** Start **

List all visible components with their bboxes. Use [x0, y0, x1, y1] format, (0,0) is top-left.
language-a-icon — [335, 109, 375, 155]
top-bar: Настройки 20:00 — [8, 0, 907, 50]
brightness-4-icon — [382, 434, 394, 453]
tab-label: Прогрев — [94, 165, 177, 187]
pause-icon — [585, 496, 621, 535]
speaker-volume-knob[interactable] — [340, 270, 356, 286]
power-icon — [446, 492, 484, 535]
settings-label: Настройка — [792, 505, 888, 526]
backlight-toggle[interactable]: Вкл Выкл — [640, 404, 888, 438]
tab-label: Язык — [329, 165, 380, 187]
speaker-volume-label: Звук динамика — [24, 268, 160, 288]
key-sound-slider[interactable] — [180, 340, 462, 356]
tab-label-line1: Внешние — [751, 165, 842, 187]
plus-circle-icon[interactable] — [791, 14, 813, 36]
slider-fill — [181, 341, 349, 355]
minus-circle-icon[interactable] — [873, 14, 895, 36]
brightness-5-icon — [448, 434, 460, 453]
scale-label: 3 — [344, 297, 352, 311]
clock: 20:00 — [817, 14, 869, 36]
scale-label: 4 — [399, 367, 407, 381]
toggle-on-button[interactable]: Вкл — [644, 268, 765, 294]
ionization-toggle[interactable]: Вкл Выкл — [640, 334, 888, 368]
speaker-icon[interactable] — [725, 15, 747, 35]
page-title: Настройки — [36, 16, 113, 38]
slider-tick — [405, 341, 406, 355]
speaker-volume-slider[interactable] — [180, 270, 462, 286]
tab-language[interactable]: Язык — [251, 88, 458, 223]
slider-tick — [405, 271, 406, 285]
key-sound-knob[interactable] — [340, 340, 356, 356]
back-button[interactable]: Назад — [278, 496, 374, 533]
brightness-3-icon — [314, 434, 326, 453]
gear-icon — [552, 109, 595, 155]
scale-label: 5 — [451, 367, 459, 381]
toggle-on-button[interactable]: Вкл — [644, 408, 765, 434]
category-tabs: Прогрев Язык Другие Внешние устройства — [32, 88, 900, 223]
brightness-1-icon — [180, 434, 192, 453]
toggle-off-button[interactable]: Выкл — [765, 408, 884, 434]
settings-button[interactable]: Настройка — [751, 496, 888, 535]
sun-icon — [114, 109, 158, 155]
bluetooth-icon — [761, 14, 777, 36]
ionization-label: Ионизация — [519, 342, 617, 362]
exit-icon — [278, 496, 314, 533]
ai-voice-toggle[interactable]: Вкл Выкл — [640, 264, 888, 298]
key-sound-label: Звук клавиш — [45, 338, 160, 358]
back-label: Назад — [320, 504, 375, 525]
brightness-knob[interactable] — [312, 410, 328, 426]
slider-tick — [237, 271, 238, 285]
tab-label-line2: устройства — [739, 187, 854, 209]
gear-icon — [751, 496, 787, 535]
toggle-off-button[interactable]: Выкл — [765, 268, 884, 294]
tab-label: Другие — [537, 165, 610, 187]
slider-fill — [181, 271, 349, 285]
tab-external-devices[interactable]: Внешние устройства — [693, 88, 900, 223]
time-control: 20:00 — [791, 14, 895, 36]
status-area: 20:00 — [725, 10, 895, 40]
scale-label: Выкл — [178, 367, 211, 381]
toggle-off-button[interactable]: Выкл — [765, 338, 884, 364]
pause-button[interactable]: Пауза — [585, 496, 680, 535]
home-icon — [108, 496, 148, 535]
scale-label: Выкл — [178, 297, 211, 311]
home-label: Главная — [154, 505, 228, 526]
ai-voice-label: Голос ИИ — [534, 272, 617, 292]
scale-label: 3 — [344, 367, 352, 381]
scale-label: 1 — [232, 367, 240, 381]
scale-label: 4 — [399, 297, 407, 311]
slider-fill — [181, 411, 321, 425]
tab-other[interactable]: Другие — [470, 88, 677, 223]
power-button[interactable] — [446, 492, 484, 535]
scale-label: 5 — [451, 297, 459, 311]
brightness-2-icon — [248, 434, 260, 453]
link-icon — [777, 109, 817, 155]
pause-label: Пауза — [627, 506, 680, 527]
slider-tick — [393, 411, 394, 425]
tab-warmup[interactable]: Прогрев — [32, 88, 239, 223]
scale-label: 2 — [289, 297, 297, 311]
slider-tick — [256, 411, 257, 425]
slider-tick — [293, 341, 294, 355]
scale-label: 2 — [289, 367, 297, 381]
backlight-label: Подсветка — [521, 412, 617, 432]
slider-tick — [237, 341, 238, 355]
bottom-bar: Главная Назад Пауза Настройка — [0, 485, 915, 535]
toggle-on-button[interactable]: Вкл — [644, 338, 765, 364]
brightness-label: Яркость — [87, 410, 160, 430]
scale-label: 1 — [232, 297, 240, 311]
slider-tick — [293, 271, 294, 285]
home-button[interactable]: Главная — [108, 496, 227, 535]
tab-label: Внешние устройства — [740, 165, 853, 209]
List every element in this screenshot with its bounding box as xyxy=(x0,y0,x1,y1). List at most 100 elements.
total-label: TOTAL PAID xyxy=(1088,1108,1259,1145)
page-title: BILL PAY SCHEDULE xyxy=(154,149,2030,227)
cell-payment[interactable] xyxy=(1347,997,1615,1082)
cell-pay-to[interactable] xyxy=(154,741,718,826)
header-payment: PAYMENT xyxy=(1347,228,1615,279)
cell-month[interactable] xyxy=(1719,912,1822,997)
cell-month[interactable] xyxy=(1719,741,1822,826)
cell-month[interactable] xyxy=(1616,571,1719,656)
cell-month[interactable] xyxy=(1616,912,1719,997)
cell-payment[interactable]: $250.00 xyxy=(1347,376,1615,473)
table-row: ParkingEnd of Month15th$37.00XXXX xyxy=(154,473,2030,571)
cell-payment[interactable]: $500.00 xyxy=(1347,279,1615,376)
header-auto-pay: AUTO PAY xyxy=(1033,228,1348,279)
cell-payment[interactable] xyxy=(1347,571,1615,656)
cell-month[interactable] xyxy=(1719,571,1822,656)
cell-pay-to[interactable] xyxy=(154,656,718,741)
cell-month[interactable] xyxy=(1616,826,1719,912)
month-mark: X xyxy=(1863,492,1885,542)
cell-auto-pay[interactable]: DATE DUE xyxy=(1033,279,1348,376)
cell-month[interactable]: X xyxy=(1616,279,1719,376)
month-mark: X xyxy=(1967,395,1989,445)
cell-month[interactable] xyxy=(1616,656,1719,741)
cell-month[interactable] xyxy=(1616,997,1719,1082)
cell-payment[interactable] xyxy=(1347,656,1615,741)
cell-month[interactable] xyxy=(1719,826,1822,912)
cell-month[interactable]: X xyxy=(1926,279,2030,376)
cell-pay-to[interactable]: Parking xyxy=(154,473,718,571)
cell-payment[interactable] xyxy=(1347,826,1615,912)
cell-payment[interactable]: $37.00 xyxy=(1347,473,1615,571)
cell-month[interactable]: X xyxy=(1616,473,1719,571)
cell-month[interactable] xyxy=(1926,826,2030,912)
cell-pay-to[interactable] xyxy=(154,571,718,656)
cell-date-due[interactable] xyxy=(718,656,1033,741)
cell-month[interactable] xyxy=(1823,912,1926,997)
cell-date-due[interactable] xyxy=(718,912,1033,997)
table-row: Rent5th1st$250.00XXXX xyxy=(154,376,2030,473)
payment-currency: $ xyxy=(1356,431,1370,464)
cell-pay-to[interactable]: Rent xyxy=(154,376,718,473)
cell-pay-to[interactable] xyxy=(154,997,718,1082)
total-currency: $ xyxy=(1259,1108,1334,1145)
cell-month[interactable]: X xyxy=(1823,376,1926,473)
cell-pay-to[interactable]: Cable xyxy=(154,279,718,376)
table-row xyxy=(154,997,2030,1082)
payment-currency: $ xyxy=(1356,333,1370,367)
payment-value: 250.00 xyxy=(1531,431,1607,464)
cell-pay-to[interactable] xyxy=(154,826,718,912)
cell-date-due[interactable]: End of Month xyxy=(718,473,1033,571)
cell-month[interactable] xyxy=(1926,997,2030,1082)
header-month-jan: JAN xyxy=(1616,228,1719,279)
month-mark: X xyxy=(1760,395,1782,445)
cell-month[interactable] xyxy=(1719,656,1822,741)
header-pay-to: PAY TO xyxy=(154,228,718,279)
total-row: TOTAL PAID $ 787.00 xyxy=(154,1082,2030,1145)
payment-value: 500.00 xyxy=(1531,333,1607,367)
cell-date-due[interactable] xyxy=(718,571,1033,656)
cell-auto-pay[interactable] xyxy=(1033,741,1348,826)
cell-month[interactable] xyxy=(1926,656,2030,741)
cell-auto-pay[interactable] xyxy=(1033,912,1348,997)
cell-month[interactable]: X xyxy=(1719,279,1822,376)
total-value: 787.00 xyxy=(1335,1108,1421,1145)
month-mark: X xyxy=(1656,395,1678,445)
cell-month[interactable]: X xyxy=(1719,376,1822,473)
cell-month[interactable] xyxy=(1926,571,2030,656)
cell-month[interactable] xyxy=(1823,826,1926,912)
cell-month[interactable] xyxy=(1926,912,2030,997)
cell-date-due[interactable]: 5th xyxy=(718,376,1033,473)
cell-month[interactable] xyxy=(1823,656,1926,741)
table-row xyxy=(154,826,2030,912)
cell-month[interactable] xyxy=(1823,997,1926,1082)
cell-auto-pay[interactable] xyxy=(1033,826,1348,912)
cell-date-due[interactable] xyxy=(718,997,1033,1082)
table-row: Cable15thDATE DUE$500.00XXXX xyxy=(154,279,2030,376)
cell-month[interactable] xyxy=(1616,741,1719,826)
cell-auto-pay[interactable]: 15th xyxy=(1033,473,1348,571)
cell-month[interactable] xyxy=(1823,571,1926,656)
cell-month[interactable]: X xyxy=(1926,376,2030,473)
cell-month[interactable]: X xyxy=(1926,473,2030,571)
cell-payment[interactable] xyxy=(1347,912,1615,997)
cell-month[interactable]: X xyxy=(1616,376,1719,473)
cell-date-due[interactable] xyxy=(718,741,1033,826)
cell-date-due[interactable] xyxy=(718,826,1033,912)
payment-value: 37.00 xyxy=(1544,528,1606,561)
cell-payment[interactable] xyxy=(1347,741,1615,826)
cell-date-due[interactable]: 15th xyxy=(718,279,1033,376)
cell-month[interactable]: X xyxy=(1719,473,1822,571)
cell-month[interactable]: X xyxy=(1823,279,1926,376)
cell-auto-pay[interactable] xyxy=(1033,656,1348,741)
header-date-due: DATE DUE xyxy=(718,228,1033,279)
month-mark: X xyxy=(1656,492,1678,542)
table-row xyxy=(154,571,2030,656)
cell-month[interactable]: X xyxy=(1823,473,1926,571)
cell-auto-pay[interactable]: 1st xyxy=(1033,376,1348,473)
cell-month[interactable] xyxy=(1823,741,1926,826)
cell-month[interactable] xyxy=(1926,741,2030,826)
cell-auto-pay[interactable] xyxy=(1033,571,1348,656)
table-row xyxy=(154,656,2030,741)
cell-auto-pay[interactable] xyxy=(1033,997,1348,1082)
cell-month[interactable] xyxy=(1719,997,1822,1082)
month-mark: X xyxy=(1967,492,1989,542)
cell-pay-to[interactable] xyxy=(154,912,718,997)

** End **

» WHAT YOU ARE ASKED TO DO
Rewrite the lines from the first one through the line containing "power-icon — [446, 492, 484, 535]", substituting "items" for "components" and leaving everything else as it is.

» WRITTEN RESPONSE
List all visible items with their bboxes. Use [x0, y0, x1, y1] format, (0,0) is top-left.
language-a-icon — [335, 109, 375, 155]
top-bar: Настройки 20:00 — [8, 0, 907, 50]
brightness-4-icon — [382, 434, 394, 453]
tab-label: Прогрев — [94, 165, 177, 187]
pause-icon — [585, 496, 621, 535]
speaker-volume-knob[interactable] — [340, 270, 356, 286]
power-icon — [446, 492, 484, 535]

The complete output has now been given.